**EXERCISE DIRECTIONS**.
Lines containing the word "https" should be extracted in full.

·····

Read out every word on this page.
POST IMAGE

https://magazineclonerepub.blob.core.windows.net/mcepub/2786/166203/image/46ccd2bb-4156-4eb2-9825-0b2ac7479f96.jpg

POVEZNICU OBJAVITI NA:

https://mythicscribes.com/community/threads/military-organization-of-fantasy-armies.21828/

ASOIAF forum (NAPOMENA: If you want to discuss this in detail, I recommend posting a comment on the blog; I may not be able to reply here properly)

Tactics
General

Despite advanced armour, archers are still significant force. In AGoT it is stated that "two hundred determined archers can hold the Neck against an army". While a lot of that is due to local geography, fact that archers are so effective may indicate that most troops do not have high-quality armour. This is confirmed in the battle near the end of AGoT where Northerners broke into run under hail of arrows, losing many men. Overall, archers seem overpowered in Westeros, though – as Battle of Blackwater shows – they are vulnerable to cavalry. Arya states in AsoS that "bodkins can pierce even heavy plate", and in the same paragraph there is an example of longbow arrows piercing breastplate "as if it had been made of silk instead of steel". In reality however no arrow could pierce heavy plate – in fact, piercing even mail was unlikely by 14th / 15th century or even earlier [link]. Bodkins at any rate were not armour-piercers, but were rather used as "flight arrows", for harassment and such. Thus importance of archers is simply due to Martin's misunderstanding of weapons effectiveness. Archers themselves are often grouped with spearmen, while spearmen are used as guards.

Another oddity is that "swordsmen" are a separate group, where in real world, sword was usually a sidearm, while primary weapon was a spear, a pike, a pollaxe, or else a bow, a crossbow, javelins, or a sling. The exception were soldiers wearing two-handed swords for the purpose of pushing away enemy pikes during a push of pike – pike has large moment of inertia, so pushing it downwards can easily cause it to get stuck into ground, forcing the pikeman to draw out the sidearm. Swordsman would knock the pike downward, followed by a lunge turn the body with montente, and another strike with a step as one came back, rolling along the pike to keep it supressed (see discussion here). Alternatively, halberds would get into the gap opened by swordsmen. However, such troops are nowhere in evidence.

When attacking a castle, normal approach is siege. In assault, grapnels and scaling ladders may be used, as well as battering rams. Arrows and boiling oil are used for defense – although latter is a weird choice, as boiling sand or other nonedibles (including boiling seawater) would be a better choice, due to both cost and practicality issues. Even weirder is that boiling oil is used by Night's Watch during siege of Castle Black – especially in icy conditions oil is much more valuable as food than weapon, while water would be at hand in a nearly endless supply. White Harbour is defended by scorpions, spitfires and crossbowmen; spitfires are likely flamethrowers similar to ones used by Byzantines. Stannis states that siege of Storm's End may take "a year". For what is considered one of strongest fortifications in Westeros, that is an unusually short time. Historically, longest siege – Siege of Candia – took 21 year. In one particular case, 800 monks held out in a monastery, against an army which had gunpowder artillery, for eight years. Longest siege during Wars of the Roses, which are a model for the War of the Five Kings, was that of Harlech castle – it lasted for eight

·····

**FINAL RESULT**.
https://magazineclonerepub.blob.core.windows.net/mcepub/2786/166203/image/46ccd2bb-4156-4eb2-9825-0b2ac7479f96.jpg
https://mythicscribes.com/community/threads/military-organization-of-fantasy-armies.21828/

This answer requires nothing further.